■ Aim of the task ■
Skip the pictures and quote all of the lines exactly.

■ Data to process ■
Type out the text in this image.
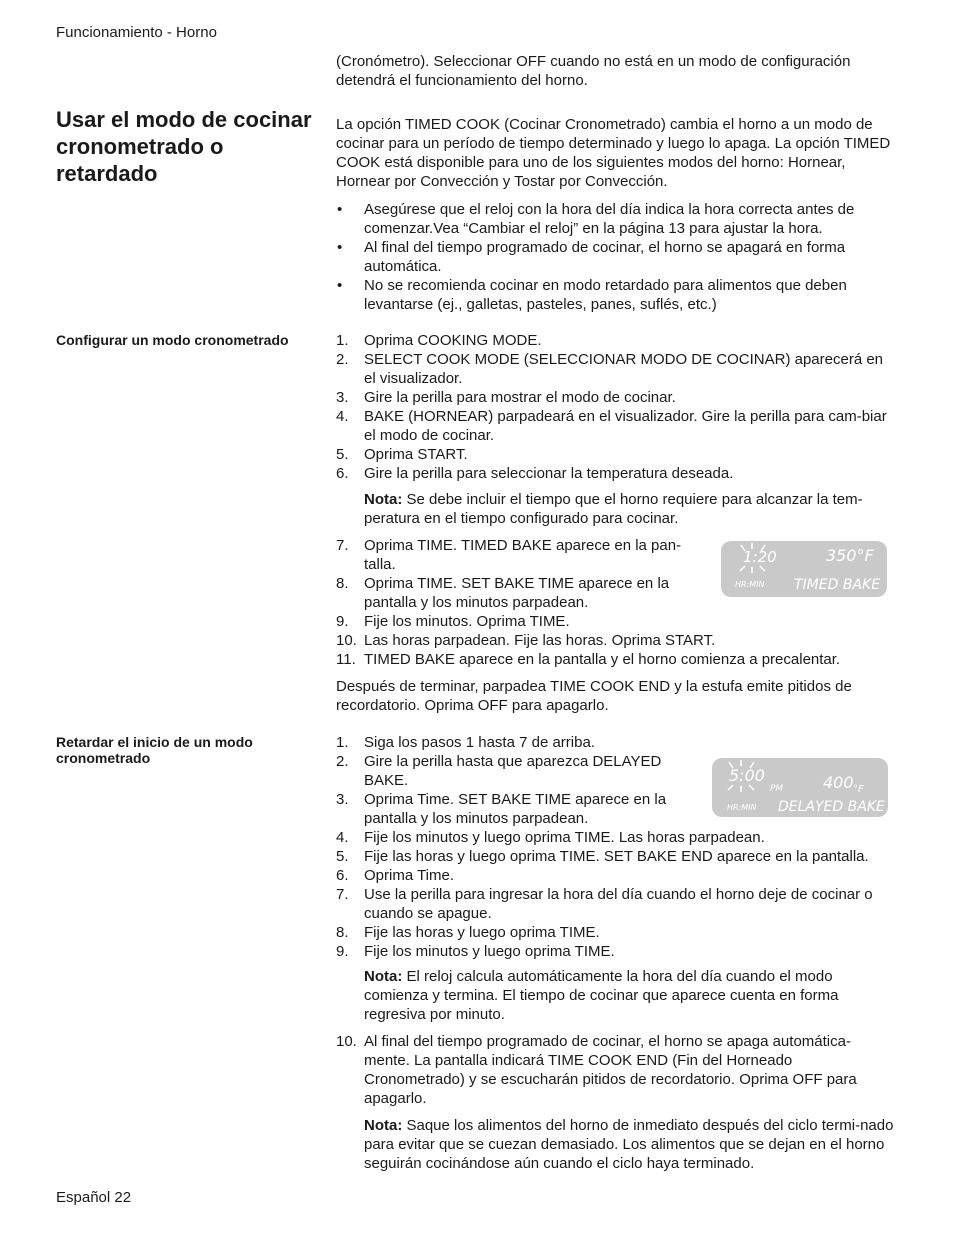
Funcionamiento - Horno

(Cronómetro). Seleccionar OFF cuando no está en un modo de configuración detendrá el funcionamiento del horno.

Usar el modo de cocinar cronometrado o retardado

La opción TIMED COOK (Cocinar Cronometrado) cambia el horno a un modo de cocinar para un período de tiempo determinado y luego lo apaga. La opción TIMED COOK está disponible para uno de los siguientes modos del horno: Hornear, Hornear por Convección y Tostar por Convección.

• Asegúrese que el reloj con la hora del día indica la hora correcta antes de comenzar.Vea “Cambiar el reloj” en la página 13 para ajustar la hora.
• Al final del tiempo programado de cocinar, el horno se apagará en forma automática.
• No se recomienda cocinar en modo retardado para alimentos que deben levantarse (ej., galletas, pasteles, panes, suflés, etc.)
Configurar un modo cronometrado	1.	Oprima COOKING MODE.
2.	SELECT COOK MODE (SELECCIONAR MODO DE COCINAR) aparecerá en el visualizador.
3.	Gire la perilla para mostrar el modo de cocinar.
4.	BAKE (HORNEAR) parpadeará en el visualizador. Gire la perilla para cam-biar el modo de cocinar.
5.	Oprima START.
6.	Gire la perilla para seleccionar la temperatura deseada.

Nota: Se debe incluir el tiempo que el horno requiere para alcanzar la tem-peratura en el tiempo configurado para cocinar.

7.	Oprima TIME. TIMED BAKE aparece en la pan-talla.
8.	Oprima TIME. SET BAKE TIME aparece en la pantalla y los minutos parpadean.
9.	Fije los minutos. Oprima TIME.
10. Las horas parpadean. Fije las horas. Oprima START.
11. TIMED BAKE aparece en la pantalla y el horno comienza a precalentar.
1:20	350°F
HR:MIN TIMED BAKE

Después de terminar, parpadea TIME COOK END y la estufa emite pitidos de recordatorio. Oprima OFF para apagarlo.

Retardar el inicio de un modo cronometrado
1.	Siga los pasos 1 hasta 7 de arriba.
2.	Gire la perilla hasta que aparezca DELAYED BAKE.
3.	Oprima Time. SET BAKE TIME aparece en la pantalla y los minutos parpadean.
4.	Fije los minutos y luego oprima TIME. Las horas parpadean.
5.	Fije las horas y luego oprima TIME. SET BAKE END aparece en la pantalla.
6.	Oprima Time.
7.	Use la perilla para ingresar la hora del día cuando el horno deje de cocinar o cuando se apague.
8.	Fije las horas y luego oprima TIME.
9.	Fije los minutos y luego oprima TIME.
5:00
PM 400 °F
HR:MIN DELAYED BAKE

Nota: El reloj calcula automáticamente la hora del día cuando el modo comienza y termina. El tiempo de cocinar que aparece cuenta en forma regresiva por minuto.

10. Al final del tiempo programado de cocinar, el horno se apaga automática-mente. La pantalla indicará TIME COOK END (Fin del Horneado Cronometrado) y se escucharán pitidos de recordatorio. Oprima OFF para apagarlo.

Nota: Saque los alimentos del horno de inmediato después del ciclo termi-nado para evitar que se cuezan demasiado. Los alimentos que se dejan en el horno seguirán cocinándose aún cuando el ciclo haya terminado.

Español 22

■ Exercise solution ■
Type out the text in this image.
Funcionamiento - Horno

(Cronómetro). Seleccionar OFF cuando no está en un modo de configuración detendrá el funcionamiento del horno.

Usar el modo de cocinar cronometrado o retardado

La opción TIMED COOK (Cocinar Cronometrado) cambia el horno a un modo de cocinar para un período de tiempo determinado y luego lo apaga. La opción TIMED COOK está disponible para uno de los siguientes modos del horno: Hornear, Hornear por Convección y Tostar por Convección.

• Asegúrese que el reloj con la hora del día indica la hora correcta antes de comenzar.Vea “Cambiar el reloj” en la página 13 para ajustar la hora.
• Al final del tiempo programado de cocinar, el horno se apagará en forma automática.
• No se recomienda cocinar en modo retardado para alimentos que deben levantarse (ej., galletas, pasteles, panes, suflés, etc.)
Configurar un modo cronometrado	1.	Oprima COOKING MODE.
2.	SELECT COOK MODE (SELECCIONAR MODO DE COCINAR) aparecerá en el visualizador.
3.	Gire la perilla para mostrar el modo de cocinar.
4.	BAKE (HORNEAR) parpadeará en el visualizador. Gire la perilla para cam-biar el modo de cocinar.
5.	Oprima START.
6.	Gire la perilla para seleccionar la temperatura deseada.

Nota: Se debe incluir el tiempo que el horno requiere para alcanzar la tem-peratura en el tiempo configurado para cocinar.

7.	Oprima TIME. TIMED BAKE aparece en la pan-talla.
8.	Oprima TIME. SET BAKE TIME aparece en la pantalla y los minutos parpadean.
9.	Fije los minutos. Oprima TIME.
10. Las horas parpadean. Fije las horas. Oprima START.
11. TIMED BAKE aparece en la pantalla y el horno comienza a precalentar.
1:20	350°F
HR:MIN TIMED BAKE

Después de terminar, parpadea TIME COOK END y la estufa emite pitidos de recordatorio. Oprima OFF para apagarlo.

Retardar el inicio de un modo cronometrado
1.	Siga los pasos 1 hasta 7 de arriba.
2.	Gire la perilla hasta que aparezca DELAYED BAKE.
3.	Oprima Time. SET BAKE TIME aparece en la pantalla y los minutos parpadean.
4.	Fije los minutos y luego oprima TIME. Las horas parpadean.
5.	Fije las horas y luego oprima TIME. SET BAKE END aparece en la pantalla.
6.	Oprima Time.
7.	Use la perilla para ingresar la hora del día cuando el horno deje de cocinar o cuando se apague.
8.	Fije las horas y luego oprima TIME.
9.	Fije los minutos y luego oprima TIME.
5:00
PM 400 °F
HR:MIN DELAYED BAKE

Nota: El reloj calcula automáticamente la hora del día cuando el modo comienza y termina. El tiempo de cocinar que aparece cuenta en forma regresiva por minuto.

10. Al final del tiempo programado de cocinar, el horno se apaga automática-mente. La pantalla indicará TIME COOK END (Fin del Horneado Cronometrado) y se escucharán pitidos de recordatorio. Oprima OFF para apagarlo.

Nota: Saque los alimentos del horno de inmediato después del ciclo termi-nado para evitar que se cuezan demasiado. Los alimentos que se dejan en el horno seguirán cocinándose aún cuando el ciclo haya terminado.

Español 22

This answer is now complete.